__PROBLEM DETAILS__. Report how many lines of the listing below include the word "Computing". Give nothing but the number.

___ PROVIDED DATA ___

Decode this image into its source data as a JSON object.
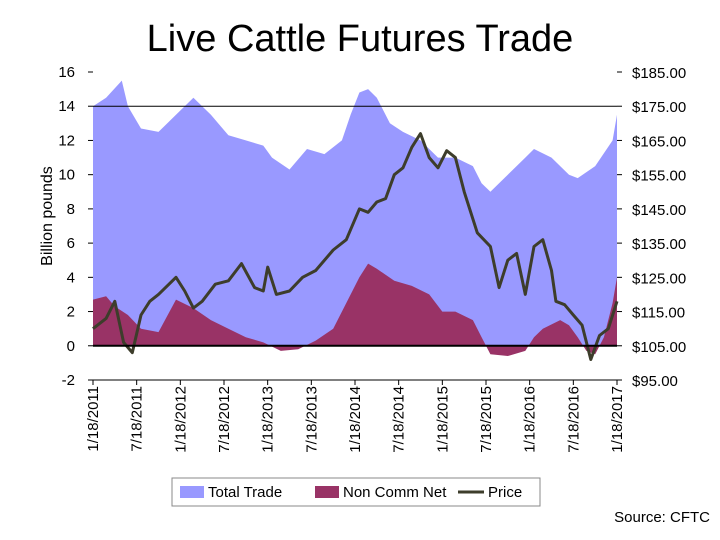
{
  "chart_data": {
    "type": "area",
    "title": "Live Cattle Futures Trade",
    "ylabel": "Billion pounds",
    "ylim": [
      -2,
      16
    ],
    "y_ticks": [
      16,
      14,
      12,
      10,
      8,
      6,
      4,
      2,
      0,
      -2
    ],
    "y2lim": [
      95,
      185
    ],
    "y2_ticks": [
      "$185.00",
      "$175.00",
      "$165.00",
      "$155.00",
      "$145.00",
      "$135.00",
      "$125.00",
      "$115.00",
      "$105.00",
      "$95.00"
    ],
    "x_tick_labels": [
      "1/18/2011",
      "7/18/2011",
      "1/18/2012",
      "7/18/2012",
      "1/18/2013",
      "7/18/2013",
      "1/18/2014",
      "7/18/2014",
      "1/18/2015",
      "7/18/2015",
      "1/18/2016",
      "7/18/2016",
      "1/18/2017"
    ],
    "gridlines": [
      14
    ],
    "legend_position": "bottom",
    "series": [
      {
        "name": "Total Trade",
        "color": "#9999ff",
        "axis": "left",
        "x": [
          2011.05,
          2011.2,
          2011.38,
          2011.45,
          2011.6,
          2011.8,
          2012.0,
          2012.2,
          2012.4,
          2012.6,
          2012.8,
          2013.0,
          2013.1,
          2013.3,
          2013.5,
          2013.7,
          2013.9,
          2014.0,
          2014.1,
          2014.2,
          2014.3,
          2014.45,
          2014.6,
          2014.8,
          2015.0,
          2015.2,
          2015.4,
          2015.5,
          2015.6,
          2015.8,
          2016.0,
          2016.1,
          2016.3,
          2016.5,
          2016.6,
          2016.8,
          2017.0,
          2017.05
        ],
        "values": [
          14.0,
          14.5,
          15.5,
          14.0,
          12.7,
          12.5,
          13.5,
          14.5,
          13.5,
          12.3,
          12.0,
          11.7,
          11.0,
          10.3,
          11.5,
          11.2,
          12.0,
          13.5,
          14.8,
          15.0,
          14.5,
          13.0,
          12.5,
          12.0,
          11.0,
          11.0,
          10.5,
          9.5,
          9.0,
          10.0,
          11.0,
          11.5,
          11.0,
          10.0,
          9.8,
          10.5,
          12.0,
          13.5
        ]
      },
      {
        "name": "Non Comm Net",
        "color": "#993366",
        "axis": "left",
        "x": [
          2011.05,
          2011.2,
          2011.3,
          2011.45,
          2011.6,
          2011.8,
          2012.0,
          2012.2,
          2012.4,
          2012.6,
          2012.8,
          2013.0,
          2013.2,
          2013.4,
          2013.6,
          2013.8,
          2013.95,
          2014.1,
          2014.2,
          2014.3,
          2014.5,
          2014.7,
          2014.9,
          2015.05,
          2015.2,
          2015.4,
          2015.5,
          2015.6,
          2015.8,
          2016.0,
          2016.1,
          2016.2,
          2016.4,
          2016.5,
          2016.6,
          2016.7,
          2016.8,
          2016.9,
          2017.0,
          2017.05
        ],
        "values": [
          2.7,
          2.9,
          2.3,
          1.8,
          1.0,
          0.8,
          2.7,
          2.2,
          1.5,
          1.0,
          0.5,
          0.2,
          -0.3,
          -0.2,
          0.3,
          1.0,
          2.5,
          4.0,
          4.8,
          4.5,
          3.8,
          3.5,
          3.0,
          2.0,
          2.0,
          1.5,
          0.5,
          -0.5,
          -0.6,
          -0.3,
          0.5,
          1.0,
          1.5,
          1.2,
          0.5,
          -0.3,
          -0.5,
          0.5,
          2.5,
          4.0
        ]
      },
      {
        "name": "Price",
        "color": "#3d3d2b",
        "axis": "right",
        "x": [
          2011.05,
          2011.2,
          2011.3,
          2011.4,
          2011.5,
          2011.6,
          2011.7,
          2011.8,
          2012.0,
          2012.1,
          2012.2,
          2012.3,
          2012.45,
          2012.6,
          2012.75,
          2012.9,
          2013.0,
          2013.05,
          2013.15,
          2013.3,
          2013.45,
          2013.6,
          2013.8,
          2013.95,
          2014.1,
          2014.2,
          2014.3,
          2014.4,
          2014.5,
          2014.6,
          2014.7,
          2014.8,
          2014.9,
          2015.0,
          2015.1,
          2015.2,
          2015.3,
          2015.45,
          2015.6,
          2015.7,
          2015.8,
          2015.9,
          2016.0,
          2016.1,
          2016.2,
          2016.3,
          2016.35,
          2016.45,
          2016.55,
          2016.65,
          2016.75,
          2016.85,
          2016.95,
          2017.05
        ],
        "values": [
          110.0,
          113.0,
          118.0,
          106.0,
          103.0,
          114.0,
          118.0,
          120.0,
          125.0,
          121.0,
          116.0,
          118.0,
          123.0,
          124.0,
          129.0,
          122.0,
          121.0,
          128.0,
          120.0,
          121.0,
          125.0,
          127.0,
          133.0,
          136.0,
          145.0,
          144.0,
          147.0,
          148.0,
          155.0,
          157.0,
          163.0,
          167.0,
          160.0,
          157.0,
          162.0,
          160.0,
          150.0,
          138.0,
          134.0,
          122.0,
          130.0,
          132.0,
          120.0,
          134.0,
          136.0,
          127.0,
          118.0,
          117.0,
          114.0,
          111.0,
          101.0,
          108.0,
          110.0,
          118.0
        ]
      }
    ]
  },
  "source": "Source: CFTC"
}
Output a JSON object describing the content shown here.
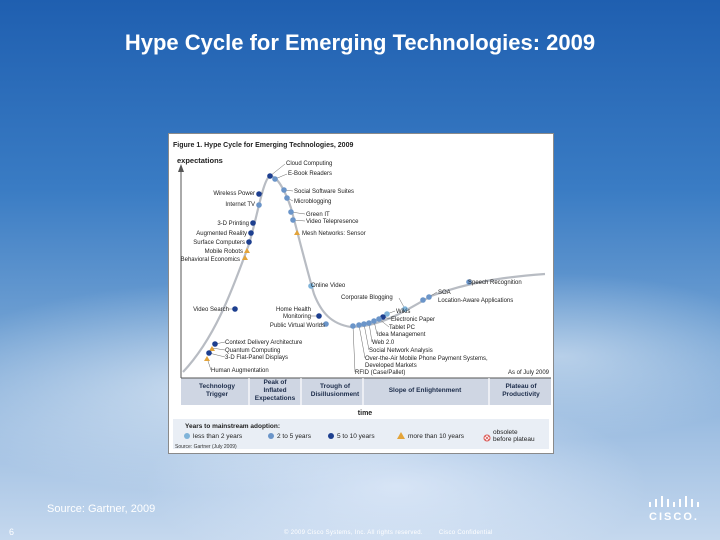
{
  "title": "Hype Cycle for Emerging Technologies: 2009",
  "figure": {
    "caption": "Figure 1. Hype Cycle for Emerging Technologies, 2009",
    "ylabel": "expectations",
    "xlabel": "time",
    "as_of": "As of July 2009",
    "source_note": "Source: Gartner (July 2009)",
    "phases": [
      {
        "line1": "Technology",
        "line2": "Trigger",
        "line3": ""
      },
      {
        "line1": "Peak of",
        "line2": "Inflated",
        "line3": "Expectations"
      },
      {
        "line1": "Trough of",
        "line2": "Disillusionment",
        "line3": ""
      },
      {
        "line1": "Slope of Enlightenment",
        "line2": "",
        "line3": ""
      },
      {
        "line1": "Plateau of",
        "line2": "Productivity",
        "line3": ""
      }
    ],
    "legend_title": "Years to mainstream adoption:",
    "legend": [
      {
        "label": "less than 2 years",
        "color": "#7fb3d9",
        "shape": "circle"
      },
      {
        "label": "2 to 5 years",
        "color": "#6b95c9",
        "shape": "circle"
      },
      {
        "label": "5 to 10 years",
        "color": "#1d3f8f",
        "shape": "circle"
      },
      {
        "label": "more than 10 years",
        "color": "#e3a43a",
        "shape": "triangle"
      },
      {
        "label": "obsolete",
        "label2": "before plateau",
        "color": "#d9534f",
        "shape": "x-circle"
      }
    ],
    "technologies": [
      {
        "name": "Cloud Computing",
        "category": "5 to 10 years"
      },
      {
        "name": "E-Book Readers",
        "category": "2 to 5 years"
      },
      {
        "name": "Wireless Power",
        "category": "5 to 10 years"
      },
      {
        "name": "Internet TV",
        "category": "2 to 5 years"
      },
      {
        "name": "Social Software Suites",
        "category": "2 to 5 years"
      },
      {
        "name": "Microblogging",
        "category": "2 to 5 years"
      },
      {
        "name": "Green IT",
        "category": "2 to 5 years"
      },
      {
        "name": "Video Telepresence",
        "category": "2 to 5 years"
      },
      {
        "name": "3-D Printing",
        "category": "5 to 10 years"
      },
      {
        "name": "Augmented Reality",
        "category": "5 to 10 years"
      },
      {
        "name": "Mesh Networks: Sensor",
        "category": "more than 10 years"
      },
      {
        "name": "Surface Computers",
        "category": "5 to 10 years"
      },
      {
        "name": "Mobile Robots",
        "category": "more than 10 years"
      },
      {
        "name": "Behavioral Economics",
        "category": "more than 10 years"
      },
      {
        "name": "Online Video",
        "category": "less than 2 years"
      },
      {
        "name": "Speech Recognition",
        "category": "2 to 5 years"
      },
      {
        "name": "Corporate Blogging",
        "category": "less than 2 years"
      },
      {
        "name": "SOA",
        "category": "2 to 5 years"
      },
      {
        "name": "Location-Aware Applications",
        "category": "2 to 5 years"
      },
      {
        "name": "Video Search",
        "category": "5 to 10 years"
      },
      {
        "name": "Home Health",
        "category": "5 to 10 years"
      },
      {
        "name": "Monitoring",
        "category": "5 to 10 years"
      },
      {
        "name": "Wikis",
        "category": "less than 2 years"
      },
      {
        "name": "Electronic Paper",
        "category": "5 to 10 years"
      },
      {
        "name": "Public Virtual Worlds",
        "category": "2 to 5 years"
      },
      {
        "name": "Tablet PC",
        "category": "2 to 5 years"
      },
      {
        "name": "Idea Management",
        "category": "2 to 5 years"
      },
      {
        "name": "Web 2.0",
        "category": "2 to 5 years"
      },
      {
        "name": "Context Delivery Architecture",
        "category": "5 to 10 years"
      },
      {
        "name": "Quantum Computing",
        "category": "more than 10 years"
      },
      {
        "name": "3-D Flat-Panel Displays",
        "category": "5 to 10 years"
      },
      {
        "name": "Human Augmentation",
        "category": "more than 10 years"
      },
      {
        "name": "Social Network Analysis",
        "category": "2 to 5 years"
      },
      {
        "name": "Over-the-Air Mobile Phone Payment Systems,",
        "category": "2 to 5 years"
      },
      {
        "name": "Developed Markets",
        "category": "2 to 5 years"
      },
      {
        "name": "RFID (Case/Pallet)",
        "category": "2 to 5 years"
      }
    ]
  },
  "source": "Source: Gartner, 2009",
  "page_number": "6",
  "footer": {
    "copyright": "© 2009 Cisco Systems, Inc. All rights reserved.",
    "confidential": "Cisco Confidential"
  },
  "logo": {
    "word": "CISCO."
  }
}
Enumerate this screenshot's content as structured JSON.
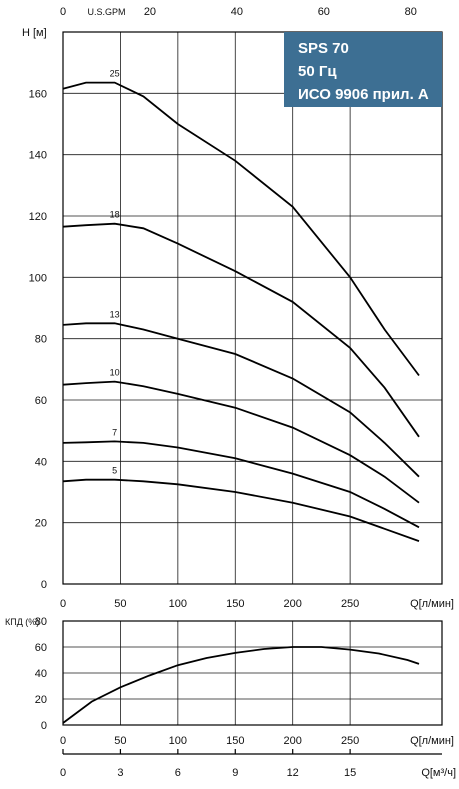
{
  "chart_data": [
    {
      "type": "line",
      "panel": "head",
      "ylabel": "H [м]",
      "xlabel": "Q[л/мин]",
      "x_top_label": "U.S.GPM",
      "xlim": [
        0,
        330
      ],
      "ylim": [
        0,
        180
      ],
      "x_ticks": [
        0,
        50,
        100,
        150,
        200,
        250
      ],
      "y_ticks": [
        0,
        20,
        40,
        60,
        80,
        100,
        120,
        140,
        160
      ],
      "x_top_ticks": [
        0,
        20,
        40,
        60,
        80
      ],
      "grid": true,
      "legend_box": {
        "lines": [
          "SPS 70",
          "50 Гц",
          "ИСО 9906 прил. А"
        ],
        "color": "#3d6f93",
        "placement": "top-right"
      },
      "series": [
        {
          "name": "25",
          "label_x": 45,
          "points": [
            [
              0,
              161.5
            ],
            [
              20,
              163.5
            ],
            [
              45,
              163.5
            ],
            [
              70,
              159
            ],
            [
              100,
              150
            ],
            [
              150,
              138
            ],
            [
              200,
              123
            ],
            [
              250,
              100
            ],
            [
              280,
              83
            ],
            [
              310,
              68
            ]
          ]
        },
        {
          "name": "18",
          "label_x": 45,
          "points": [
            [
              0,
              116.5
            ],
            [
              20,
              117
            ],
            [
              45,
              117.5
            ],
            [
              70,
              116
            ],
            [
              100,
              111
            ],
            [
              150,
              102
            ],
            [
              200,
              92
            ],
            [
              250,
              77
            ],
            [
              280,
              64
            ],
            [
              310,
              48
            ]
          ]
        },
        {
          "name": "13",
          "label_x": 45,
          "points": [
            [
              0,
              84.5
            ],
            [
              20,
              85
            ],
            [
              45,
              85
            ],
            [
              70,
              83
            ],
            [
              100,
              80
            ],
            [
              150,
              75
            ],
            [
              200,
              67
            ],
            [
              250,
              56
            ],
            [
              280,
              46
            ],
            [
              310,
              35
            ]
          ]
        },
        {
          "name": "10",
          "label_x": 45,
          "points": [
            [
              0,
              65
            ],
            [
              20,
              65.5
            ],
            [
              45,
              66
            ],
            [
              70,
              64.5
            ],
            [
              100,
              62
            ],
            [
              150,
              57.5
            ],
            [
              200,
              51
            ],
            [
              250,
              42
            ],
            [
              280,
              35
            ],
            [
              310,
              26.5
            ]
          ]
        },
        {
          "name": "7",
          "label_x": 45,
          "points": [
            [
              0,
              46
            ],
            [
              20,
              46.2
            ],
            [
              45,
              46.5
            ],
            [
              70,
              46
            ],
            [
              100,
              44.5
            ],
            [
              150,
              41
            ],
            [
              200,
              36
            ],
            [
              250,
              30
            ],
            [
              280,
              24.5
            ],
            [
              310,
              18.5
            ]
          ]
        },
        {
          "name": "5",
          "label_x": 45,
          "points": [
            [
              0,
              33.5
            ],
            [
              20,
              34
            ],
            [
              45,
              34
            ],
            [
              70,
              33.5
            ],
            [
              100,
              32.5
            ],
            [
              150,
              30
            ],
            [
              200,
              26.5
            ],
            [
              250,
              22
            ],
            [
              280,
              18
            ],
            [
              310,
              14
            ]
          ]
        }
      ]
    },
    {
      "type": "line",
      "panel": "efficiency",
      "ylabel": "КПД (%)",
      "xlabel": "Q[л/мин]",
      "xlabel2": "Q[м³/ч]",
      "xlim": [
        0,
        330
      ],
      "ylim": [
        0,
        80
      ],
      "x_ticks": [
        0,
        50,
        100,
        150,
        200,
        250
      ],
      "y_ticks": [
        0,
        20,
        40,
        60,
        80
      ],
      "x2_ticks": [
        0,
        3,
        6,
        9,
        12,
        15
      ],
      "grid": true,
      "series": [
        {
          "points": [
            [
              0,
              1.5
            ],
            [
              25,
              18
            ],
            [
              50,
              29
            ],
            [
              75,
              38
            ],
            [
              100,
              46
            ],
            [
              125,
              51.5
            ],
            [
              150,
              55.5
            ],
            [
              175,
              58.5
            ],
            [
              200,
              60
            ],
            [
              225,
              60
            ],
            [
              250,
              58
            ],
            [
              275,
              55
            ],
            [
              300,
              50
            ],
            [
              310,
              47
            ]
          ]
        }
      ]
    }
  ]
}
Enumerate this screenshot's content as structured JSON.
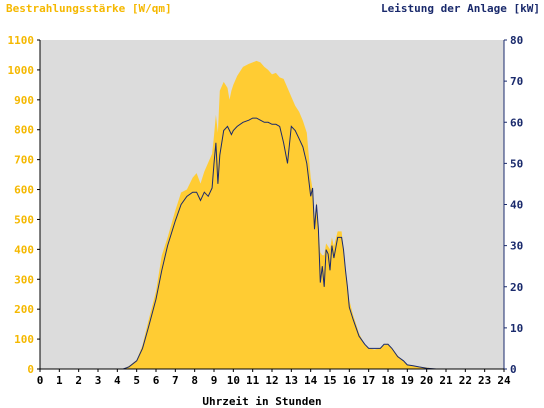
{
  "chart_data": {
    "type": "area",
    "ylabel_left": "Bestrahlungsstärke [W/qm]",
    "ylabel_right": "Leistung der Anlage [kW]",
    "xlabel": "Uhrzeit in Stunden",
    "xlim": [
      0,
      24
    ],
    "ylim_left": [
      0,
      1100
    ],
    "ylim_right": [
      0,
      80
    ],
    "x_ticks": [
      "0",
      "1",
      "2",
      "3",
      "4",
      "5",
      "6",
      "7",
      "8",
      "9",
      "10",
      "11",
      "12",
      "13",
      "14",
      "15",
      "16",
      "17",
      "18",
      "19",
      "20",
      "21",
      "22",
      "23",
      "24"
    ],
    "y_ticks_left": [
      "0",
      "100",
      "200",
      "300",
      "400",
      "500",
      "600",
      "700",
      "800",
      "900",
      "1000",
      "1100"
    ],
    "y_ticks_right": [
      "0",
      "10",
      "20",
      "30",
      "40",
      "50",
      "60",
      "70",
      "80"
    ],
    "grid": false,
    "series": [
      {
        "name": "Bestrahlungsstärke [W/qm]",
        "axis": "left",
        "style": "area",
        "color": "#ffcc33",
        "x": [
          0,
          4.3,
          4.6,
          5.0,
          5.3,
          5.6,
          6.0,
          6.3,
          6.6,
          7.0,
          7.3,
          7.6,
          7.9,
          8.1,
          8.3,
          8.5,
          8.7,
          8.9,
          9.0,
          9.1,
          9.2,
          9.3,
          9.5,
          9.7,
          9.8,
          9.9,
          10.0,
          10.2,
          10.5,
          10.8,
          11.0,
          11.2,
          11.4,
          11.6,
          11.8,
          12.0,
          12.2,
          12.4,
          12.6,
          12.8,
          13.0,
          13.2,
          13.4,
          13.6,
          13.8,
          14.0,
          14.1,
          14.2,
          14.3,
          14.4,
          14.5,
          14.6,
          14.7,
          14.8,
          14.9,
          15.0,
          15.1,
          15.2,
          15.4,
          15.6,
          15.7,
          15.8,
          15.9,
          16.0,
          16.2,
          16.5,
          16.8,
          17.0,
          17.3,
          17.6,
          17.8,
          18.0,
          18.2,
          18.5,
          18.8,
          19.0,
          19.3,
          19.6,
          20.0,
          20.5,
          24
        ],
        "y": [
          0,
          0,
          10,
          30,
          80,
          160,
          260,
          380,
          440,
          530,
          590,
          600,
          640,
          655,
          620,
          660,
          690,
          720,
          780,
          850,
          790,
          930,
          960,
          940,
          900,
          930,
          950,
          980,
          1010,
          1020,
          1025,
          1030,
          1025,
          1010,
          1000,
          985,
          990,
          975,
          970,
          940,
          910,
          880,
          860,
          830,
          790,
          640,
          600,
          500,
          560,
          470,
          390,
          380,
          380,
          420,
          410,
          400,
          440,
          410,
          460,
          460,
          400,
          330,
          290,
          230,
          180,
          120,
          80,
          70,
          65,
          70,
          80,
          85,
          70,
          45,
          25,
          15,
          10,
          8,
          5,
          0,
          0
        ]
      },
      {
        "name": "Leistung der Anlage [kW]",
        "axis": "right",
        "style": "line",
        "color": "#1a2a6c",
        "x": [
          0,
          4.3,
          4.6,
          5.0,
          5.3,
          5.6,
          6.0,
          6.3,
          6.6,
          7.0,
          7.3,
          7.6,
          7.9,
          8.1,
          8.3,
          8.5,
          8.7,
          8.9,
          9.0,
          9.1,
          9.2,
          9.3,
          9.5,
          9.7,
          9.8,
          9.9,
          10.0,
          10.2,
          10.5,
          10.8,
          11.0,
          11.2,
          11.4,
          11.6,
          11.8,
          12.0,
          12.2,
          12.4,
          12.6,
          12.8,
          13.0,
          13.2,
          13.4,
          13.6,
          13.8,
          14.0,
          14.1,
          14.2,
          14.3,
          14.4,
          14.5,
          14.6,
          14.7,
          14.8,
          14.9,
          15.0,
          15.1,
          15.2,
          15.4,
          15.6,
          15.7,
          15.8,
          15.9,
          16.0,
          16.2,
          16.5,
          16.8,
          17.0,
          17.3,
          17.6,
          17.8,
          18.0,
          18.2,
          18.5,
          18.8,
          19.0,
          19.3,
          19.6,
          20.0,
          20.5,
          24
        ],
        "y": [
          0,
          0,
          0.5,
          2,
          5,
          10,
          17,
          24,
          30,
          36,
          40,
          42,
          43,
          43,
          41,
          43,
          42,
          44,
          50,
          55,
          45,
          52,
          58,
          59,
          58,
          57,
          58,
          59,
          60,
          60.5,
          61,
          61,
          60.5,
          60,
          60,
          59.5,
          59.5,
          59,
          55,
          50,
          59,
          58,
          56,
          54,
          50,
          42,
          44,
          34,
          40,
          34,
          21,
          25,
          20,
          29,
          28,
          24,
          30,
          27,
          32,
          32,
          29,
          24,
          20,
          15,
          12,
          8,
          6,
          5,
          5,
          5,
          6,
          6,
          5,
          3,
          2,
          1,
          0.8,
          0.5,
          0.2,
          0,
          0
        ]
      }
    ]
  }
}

___

__THE REPLY__. 2